Transcripts support different numbers of reads #66

liuxiaoning-wq · 2024-07-20T01:16:36Z

Hi there,Do I need full-length transcripts to use ESPRESSO? For example, if the reads are not full-length, do they need to be filtered out?
Why do different positions of the same transcript support different read numbers? For example, my image has 20 at the beginning and 178 at the end, and another image has 87.93 at the beginning and 100 at the end.

EricKutschera · 2024-07-22T15:54:42Z

ESPRESSO expects that some of the reads will cover all the splice junctions in the transcript that the read is from and that other reads will only cover some of the junctions in the transcript. If a read has a sequence of splice junctions that could have come from multiple different full length transcripts then ESPRESSO can assign a partial count for that read to each matching transcript

Those different numbers are likely from different transcripts, not different positions of the same transcript. If you zoom in more you may see see more details about the transcripts

liuxiaoning-wq · 2024-07-23T08:53:00Z

Thanks for your reply. I would like to ask if there is a corresponding relationship between the gene_ID N1 and N2 in the esp file and the values in igv. If so, why are the values different? For example: ENSG00000124713.6 N1 is 1175.3, but N1 in igv is 1461? Also, there are five transcripts in esp, but only two are shown in igv?

### Spatial annotation records
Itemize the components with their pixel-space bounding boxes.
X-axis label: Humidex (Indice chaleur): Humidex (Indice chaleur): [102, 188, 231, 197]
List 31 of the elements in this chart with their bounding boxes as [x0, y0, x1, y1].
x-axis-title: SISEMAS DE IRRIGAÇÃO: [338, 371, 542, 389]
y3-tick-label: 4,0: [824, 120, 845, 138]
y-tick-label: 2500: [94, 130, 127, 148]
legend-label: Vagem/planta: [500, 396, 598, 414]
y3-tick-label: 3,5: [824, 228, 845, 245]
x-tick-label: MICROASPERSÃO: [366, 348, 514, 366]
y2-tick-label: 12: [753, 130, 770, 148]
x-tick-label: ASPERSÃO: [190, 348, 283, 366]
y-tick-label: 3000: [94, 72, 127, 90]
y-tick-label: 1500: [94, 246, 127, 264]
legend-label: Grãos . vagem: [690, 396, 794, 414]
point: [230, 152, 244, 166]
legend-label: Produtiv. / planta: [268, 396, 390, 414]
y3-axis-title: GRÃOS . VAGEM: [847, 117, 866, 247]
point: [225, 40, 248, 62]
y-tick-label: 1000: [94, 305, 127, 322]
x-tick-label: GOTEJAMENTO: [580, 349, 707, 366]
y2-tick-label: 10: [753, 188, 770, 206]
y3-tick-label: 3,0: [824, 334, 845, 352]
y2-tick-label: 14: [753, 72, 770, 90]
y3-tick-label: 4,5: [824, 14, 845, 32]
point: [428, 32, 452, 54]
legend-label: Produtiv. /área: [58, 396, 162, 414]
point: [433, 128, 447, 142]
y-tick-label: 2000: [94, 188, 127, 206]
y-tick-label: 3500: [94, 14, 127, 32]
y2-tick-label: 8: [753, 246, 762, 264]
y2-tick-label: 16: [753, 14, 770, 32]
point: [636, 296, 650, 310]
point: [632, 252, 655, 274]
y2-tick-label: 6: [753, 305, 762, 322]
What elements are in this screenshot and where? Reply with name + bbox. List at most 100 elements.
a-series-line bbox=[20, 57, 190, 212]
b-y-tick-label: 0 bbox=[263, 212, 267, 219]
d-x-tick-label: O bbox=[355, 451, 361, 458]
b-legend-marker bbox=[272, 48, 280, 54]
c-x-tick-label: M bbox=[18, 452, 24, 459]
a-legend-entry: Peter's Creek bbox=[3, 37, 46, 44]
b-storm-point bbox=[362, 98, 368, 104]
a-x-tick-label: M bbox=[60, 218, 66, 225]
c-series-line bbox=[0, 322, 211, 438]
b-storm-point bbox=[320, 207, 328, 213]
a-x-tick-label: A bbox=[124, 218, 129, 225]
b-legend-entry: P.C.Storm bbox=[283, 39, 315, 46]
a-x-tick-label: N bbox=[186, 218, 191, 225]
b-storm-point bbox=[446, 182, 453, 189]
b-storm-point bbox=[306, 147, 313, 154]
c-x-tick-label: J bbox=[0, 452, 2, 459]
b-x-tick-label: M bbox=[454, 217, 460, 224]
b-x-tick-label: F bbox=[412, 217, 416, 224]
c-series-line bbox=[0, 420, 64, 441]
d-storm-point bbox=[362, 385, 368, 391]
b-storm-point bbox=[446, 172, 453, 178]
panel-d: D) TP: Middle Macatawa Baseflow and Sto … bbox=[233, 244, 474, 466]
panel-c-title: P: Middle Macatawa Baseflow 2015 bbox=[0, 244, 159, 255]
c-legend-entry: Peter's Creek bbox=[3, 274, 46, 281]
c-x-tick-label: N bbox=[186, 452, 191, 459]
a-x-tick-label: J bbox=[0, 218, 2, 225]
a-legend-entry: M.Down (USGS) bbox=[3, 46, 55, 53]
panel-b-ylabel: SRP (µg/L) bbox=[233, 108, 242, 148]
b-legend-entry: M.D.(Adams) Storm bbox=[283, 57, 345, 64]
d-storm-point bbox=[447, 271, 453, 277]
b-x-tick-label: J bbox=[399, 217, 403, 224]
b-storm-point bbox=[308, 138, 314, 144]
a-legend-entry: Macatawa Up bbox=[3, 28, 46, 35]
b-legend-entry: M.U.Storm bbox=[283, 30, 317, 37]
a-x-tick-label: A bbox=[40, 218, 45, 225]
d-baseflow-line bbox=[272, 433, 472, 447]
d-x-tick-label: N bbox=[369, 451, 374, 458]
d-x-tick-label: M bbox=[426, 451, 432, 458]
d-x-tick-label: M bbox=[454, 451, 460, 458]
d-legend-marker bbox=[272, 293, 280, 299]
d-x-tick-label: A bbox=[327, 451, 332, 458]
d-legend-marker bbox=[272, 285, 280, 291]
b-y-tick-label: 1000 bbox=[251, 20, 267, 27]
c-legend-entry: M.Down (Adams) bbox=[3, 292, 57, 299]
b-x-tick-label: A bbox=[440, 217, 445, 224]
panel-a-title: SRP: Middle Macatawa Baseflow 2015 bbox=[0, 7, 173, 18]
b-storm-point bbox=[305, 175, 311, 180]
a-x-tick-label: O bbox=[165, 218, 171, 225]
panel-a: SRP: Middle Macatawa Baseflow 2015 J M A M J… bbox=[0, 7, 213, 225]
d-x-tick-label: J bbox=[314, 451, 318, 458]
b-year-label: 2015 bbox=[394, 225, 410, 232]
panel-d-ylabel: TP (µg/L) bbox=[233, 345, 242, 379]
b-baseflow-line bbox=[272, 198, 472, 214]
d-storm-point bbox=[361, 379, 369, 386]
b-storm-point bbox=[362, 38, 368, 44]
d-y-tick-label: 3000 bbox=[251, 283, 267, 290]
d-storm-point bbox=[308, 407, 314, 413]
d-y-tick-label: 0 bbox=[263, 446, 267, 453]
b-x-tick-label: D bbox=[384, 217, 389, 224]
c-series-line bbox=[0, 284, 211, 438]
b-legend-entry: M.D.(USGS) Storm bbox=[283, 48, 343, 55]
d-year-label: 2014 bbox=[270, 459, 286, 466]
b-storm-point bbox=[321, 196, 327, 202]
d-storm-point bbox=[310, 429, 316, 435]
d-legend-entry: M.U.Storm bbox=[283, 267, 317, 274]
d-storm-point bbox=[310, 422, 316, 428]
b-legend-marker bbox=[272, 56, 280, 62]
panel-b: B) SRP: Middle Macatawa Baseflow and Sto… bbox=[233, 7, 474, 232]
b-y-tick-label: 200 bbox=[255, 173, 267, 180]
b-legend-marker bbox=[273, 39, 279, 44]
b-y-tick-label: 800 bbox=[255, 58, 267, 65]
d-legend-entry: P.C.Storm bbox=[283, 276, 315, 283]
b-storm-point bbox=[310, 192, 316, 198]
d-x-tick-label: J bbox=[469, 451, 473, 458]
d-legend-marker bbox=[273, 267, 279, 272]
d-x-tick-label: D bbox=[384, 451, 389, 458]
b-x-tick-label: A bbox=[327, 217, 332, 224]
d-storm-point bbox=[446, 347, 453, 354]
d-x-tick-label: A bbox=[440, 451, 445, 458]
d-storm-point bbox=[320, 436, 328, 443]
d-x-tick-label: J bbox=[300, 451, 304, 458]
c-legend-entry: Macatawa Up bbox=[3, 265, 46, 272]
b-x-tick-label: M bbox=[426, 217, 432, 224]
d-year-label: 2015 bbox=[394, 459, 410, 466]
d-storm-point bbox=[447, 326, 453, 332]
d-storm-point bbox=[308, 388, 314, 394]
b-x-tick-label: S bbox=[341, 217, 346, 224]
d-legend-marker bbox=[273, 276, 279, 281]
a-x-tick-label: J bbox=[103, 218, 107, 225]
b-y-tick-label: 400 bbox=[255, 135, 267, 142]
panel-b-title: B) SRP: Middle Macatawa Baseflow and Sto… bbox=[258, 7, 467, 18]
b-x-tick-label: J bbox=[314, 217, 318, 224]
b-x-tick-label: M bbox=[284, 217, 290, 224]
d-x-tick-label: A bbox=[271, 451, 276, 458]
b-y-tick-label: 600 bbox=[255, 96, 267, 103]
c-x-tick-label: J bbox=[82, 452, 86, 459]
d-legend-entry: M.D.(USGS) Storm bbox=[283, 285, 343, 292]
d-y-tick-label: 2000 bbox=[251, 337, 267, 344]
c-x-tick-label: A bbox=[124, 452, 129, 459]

### JOBS
A) Translate this sentence from the ESPRESSO thread into Spanish: "Those different numbers are likely from different transcripts, not different positions of the same transcript."
B) According to the ESPRESSO thread, why can the tool assign a partial count for a single read to more than one transcript?
C) Copy from the ESPRESSO thread, word for word, everything from "Transcripts support different" down to "at the end.".

### RESPONSES IN ORDER
A) Es probable que esos números distintos provengan de transcritos diferentes, no de posiciones diferentes del mismo transcrito.

B) A read may cover only some of the splice junctions in its transcript. If the read's sequence of splice junctions could have come from several different full-length transcripts, ESPRESSO assigns a partial count for that read to each matching transcript.

C)
Transcripts support different numbers of reads #66

liuxiaoning-wq · 2024-07-20T01:16:36Z

Hi there,Do I need full-length transcripts to use ESPRESSO? For example, if the reads are not full-length, do they need to be filtered out?
Why do different positions of the same transcript support different read numbers? For example, my image has 20 at the beginning and 178 at the end, and another image has 87.93 at the beginning and 100 at the end.